- [What to do] Copy each line of the material below that includes the string "содержания".

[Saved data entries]
^^^^^^^^^^^^^^^^
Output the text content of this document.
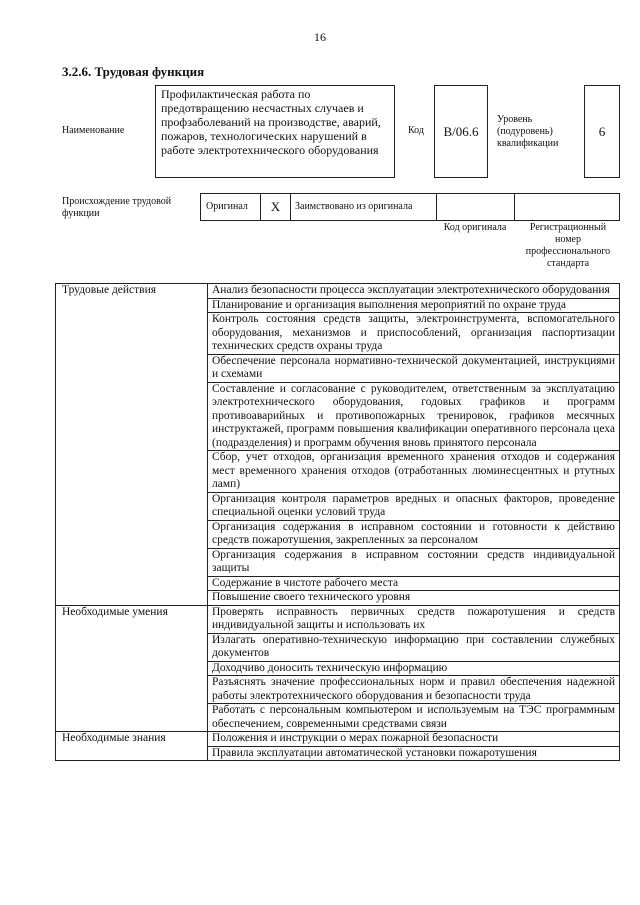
16
3.2.6. Трудовая функция
Наименование
Профилактическая работа по предотвращению несчастных случаев и профзаболеваний на производстве, аварий, пожаров, технологических нарушений в работе электротехнического оборудования
Код	В/06.6
Уровень (подуровень) квалификации
6
Происхождение трудовой функции
Оригинал	X	Заимствовано из оригинала
Код оригинала	Регистрационный номер профессионального стандарта
Трудовые действия	Анализ безопасности процесса эксплуатации электротехнического оборудования
	Планирование и организация выполнения мероприятий по охране труда
	Контроль состояния средств защиты, электроинструмента, вспомогательного оборудования, механизмов и приспособлений, организация паспортизации технических средств охраны труда
	Обеспечение персонала нормативно-технической документацией, инструкциями и схемами
	Составление и согласование с руководителем, ответственным за эксплуатацию электротехнического оборудования, годовых графиков и программ противоаварийных и противопожарных тренировок, графиков месячных инструктажей, программ повышения квалификации оперативного персонала цеха (подразделения) и программ обучения вновь принятого персонала
	Сбор, учет отходов, организация временного хранения отходов и содержания мест временного хранения отходов (отработанных люминесцентных и ртутных ламп)
	Организация контроля параметров вредных и опасных факторов, проведение специальной оценки условий труда
	Организация содержания в исправном состоянии и готовности к действию средств пожаротушения, закрепленных за персоналом
	Организация содержания в исправном состоянии средств индивидуальной защиты
	Содержание в чистоте рабочего места
	Повышение своего технического уровня
Необходимые умения	Проверять исправность первичных средств пожаротушения и средств индивидуальной защиты и использовать их
	Излагать оперативно-техническую информацию при составлении служебных документов
	Доходчиво доносить техническую информацию
	Разъяснять значение профессиональных норм и правил обеспечения надежной работы электротехнического оборудования и безопасности труда
	Работать с персональным компьютером и используемым на ТЭС программным обеспечением, современными средствами связи
Необходимые знания	Положения и инструкции о мерах пожарной безопасности
	Правила эксплуатации автоматической установки пожаротушения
^^^^^^^^^^^^^^^^
- [Result]
	Сбор, учет отходов, организация временного хранения отходов и содержания мест временного хранения отходов (отработанных люминесцентных и ртутных ламп)
	Организация содержания в исправном состоянии и готовности к действию средств пожаротушения, закрепленных за персоналом
	Организация содержания в исправном состоянии средств индивидуальной защиты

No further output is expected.